Supplied records:
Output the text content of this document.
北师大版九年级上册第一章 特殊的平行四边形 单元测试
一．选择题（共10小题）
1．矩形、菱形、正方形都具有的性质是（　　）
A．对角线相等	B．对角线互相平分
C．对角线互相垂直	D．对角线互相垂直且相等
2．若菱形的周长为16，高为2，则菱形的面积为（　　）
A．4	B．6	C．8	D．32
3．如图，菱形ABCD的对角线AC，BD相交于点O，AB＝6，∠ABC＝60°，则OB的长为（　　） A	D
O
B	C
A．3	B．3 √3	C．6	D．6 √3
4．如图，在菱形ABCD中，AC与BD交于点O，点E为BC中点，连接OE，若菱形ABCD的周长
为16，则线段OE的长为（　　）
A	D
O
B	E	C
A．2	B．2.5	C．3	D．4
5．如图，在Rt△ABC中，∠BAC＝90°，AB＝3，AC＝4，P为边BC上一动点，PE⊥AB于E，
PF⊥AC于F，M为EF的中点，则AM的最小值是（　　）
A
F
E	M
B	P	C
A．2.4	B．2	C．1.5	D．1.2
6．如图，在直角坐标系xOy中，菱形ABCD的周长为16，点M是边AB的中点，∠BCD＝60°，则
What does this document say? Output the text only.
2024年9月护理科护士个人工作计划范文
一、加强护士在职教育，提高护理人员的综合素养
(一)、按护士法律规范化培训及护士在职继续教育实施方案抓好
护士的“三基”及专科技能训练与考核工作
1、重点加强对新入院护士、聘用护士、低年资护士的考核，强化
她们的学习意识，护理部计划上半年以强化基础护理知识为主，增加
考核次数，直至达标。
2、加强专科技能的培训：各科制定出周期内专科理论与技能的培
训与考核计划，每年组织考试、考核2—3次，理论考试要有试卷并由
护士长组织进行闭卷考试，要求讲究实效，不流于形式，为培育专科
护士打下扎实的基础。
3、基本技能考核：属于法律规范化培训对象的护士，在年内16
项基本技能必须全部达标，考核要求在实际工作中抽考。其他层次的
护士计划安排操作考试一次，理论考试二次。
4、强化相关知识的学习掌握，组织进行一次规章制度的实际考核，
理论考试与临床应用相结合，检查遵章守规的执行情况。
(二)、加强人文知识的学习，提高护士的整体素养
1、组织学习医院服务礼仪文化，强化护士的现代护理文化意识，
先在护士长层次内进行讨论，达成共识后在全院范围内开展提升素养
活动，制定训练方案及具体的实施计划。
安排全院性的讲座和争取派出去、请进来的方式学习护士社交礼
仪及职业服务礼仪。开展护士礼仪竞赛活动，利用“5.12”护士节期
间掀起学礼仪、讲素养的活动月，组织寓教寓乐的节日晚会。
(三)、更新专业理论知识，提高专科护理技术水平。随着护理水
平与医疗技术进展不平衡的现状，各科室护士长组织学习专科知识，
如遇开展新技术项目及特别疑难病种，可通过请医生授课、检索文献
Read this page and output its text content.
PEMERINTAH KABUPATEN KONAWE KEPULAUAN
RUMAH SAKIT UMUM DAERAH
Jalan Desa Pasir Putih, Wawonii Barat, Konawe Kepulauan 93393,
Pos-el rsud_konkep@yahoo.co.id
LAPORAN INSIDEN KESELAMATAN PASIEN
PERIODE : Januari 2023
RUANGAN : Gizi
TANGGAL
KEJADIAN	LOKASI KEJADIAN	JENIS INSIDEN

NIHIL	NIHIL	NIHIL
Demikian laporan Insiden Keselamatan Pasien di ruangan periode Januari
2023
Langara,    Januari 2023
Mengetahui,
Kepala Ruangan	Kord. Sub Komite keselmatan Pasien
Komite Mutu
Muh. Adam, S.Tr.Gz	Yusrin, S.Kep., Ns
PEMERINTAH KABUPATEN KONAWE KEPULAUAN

Stated problem:
Repeat, without changes, every line from the one that contains "What does this" through the final line of the data.

Output of the task:
What does this document say? Output the text only.
2024年9月护理科护士个人工作计划范文
一、加强护士在职教育，提高护理人员的综合素养
(一)、按护士法律规范化培训及护士在职继续教育实施方案抓好
护士的“三基”及专科技能训练与考核工作
1、重点加强对新入院护士、聘用护士、低年资护士的考核，强化
她们的学习意识，护理部计划上半年以强化基础护理知识为主，增加
考核次数，直至达标。
2、加强专科技能的培训：各科制定出周期内专科理论与技能的培
训与考核计划，每年组织考试、考核2—3次，理论考试要有试卷并由
护士长组织进行闭卷考试，要求讲究实效，不流于形式，为培育专科
护士打下扎实的基础。
3、基本技能考核：属于法律规范化培训对象的护士，在年内16
项基本技能必须全部达标，考核要求在实际工作中抽考。其他层次的
护士计划安排操作考试一次，理论考试二次。
4、强化相关知识的学习掌握，组织进行一次规章制度的实际考核，
理论考试与临床应用相结合，检查遵章守规的执行情况。
(二)、加强人文知识的学习，提高护士的整体素养
1、组织学习医院服务礼仪文化，强化护士的现代护理文化意识，
先在护士长层次内进行讨论，达成共识后在全院范围内开展提升素养
活动，制定训练方案及具体的实施计划。
安排全院性的讲座和争取派出去、请进来的方式学习护士社交礼
仪及职业服务礼仪。开展护士礼仪竞赛活动，利用“5.12”护士节期
间掀起学礼仪、讲素养的活动月，组织寓教寓乐的节日晚会。
(三)、更新专业理论知识，提高专科护理技术水平。随着护理水
平与医疗技术进展不平衡的现状，各科室护士长组织学习专科知识，
如遇开展新技术项目及特别疑难病种，可通过请医生授课、检索文献
Read this page and output its text content.
PEMERINTAH KABUPATEN KONAWE KEPULAUAN
RUMAH SAKIT UMUM DAERAH
Jalan Desa Pasir Putih, Wawonii Barat, Konawe Kepulauan 93393,
Pos-el rsud_konkep@yahoo.co.id
LAPORAN INSIDEN KESELAMATAN PASIEN
PERIODE : Januari 2023
RUANGAN : Gizi
TANGGAL
KEJADIAN	LOKASI KEJADIAN	JENIS INSIDEN

NIHIL	NIHIL	NIHIL
Demikian laporan Insiden Keselamatan Pasien di ruangan periode Januari
2023
Langara,    Januari 2023
Mengetahui,
Kepala Ruangan	Kord. Sub Komite keselmatan Pasien
Komite Mutu
Muh. Adam, S.Tr.Gz	Yusrin, S.Kep., Ns
PEMERINTAH KABUPATEN KONAWE KEPULAUAN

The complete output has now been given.